▶ [Task requirements]: Filter the records below for the word "排汗短袖". Copy each line that holds it.

▶ [Dataset content]:
>> Start
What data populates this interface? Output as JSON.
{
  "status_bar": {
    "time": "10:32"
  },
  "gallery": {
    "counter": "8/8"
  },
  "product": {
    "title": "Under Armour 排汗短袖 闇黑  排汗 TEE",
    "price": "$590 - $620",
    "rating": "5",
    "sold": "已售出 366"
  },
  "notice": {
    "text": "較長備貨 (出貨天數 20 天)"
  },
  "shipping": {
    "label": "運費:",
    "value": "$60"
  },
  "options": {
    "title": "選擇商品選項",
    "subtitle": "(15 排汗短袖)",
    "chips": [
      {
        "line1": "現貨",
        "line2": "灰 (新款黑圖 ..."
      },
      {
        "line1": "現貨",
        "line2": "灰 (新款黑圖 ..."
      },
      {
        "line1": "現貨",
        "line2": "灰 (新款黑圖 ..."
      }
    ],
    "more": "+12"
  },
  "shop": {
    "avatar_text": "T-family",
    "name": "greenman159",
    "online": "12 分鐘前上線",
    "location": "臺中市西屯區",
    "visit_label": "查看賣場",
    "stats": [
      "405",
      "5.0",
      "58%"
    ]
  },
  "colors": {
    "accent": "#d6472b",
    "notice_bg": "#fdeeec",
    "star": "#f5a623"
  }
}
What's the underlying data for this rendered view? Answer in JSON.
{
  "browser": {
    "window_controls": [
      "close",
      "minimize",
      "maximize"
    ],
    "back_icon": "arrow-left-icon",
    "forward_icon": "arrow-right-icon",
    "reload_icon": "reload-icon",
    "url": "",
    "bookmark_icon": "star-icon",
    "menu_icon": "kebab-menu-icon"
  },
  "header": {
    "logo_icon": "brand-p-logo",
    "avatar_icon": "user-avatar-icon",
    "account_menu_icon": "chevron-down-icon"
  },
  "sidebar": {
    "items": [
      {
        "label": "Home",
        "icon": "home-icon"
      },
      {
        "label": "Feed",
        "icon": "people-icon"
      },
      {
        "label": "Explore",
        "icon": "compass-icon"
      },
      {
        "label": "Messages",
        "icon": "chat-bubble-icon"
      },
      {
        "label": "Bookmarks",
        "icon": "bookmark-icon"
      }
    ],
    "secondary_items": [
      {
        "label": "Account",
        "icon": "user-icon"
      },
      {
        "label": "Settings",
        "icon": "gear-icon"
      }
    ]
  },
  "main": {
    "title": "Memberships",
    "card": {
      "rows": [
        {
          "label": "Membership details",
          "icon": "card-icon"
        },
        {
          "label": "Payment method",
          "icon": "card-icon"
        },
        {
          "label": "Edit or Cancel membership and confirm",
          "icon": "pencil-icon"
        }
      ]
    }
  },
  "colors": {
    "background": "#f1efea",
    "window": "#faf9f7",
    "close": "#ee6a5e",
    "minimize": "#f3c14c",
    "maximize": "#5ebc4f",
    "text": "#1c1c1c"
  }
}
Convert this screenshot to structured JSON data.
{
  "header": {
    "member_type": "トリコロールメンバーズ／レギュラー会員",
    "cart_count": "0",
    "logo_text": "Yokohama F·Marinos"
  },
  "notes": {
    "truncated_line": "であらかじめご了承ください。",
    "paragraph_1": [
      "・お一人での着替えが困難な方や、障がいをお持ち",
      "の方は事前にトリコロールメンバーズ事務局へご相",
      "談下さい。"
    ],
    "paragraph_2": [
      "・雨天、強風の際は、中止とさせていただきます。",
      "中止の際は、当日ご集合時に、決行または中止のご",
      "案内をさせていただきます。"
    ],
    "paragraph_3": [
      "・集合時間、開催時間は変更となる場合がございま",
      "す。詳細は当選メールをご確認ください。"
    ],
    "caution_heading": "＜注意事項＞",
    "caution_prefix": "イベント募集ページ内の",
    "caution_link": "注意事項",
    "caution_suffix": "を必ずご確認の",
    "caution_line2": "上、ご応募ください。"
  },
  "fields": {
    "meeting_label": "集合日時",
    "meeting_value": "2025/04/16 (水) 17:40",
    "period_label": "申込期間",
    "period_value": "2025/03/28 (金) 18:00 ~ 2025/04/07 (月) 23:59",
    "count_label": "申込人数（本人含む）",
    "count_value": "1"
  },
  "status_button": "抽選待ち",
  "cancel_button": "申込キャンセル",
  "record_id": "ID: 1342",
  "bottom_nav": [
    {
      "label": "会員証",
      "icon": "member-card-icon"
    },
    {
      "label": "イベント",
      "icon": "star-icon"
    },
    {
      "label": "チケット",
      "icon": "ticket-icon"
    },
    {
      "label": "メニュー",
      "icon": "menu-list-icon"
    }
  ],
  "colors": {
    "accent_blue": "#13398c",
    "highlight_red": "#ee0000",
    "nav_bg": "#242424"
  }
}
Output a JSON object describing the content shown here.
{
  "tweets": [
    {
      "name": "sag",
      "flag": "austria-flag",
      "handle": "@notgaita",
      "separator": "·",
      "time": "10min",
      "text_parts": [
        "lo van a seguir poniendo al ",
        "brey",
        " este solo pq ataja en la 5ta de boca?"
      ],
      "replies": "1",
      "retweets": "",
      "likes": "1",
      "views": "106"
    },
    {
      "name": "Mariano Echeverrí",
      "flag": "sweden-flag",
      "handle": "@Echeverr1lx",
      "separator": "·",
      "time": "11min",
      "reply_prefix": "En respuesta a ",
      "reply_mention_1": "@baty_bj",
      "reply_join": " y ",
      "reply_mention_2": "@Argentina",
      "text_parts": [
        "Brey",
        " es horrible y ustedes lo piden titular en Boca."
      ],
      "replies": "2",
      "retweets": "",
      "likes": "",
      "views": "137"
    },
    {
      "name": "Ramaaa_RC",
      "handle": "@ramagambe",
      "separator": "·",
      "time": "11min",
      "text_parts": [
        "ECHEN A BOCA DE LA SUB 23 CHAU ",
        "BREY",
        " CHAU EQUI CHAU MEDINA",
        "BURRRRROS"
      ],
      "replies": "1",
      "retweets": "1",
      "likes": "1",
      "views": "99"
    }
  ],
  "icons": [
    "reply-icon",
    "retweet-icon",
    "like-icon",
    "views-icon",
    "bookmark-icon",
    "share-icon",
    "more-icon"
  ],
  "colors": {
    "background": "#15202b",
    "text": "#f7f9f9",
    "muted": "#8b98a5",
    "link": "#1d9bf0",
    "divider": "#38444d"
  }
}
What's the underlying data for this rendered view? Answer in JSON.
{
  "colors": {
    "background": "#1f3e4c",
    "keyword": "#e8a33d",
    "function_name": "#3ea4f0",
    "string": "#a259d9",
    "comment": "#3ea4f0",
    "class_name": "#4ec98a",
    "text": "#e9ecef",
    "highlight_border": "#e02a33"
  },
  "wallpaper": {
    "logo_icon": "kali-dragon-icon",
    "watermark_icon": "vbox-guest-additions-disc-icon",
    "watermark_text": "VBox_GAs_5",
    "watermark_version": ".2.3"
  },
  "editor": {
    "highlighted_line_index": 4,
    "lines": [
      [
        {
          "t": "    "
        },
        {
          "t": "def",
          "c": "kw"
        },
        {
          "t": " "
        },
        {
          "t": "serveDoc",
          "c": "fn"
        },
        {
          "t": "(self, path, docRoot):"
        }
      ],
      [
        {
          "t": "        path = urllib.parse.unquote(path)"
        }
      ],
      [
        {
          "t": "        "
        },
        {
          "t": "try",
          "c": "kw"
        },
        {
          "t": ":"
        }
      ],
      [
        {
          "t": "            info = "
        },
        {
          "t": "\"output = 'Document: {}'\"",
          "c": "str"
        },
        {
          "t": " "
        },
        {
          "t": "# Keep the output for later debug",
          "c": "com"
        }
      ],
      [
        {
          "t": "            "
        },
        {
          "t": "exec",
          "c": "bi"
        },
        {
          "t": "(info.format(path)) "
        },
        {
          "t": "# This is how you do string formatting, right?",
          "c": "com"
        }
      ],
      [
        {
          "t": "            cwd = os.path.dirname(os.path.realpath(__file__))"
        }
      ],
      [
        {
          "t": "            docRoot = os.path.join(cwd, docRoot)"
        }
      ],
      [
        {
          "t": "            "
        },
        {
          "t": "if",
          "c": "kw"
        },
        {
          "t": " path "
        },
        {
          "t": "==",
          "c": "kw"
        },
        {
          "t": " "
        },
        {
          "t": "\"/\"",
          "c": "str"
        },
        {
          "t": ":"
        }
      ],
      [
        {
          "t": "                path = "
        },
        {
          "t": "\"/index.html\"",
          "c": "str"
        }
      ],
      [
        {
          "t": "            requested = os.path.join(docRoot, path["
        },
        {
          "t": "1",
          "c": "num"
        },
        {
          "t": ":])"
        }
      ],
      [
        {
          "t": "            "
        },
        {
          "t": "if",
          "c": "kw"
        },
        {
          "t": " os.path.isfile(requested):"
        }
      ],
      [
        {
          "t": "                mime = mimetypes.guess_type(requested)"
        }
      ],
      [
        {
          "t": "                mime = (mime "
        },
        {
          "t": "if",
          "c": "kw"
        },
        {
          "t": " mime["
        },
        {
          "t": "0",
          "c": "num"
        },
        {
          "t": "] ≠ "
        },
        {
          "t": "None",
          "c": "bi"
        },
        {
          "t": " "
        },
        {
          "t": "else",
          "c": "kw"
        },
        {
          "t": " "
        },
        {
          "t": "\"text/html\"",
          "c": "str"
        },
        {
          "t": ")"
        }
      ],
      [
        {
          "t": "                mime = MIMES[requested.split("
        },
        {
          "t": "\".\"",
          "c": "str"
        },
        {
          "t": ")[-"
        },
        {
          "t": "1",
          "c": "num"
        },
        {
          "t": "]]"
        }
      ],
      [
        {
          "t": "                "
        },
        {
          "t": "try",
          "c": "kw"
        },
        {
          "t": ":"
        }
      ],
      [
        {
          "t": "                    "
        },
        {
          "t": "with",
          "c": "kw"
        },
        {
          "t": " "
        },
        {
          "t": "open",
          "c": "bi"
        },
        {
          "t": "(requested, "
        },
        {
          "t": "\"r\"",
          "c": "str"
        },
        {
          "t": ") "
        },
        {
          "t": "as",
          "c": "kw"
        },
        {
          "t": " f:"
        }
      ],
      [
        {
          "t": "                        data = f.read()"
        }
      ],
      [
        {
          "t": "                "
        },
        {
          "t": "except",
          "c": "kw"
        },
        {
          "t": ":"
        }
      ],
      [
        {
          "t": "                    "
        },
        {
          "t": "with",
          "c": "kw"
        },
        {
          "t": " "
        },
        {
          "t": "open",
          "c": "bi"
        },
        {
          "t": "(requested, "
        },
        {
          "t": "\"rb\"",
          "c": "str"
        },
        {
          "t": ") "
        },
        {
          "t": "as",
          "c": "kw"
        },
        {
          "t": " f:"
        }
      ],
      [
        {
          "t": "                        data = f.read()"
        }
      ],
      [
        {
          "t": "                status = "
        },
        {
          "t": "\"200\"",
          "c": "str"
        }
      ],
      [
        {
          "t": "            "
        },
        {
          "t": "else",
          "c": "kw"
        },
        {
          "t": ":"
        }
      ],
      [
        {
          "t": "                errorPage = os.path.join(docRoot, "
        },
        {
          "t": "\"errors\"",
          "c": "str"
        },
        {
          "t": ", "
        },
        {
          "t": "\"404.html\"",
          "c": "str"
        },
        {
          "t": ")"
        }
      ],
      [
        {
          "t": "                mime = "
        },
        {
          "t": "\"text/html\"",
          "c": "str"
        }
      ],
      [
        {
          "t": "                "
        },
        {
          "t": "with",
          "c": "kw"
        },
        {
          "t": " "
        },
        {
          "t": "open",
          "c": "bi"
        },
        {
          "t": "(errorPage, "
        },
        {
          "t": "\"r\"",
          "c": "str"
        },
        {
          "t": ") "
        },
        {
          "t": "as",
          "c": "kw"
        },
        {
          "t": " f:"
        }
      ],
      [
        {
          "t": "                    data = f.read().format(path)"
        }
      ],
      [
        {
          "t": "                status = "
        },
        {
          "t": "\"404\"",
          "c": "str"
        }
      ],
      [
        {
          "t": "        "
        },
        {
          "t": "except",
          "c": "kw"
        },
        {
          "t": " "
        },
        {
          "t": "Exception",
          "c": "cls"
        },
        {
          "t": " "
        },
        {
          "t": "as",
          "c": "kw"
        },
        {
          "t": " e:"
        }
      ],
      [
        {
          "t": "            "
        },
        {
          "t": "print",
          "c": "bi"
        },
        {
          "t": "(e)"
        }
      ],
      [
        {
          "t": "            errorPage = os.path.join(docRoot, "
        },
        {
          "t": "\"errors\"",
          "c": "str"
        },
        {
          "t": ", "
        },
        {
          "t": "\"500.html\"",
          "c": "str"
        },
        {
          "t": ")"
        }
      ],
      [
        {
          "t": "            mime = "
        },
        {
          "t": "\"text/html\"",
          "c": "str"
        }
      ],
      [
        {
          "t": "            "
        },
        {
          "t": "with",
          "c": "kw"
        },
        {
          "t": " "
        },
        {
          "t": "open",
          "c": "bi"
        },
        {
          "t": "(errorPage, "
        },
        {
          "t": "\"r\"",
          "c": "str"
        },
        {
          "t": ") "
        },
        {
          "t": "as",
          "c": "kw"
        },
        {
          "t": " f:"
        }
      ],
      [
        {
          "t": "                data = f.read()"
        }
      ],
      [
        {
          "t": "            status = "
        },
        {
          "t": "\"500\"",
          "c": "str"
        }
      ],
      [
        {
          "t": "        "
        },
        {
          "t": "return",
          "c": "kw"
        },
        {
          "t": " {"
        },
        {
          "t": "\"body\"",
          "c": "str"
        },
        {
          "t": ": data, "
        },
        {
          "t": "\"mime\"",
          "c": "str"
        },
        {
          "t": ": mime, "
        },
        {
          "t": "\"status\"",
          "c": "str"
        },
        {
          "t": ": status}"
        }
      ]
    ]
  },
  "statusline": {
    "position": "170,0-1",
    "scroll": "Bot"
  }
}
>> End
▶ [Solution]:
    "title": "Under Armour 排汗短袖 闇黑  排汗 TEE",
    "subtitle": "(15 排汗短袖)",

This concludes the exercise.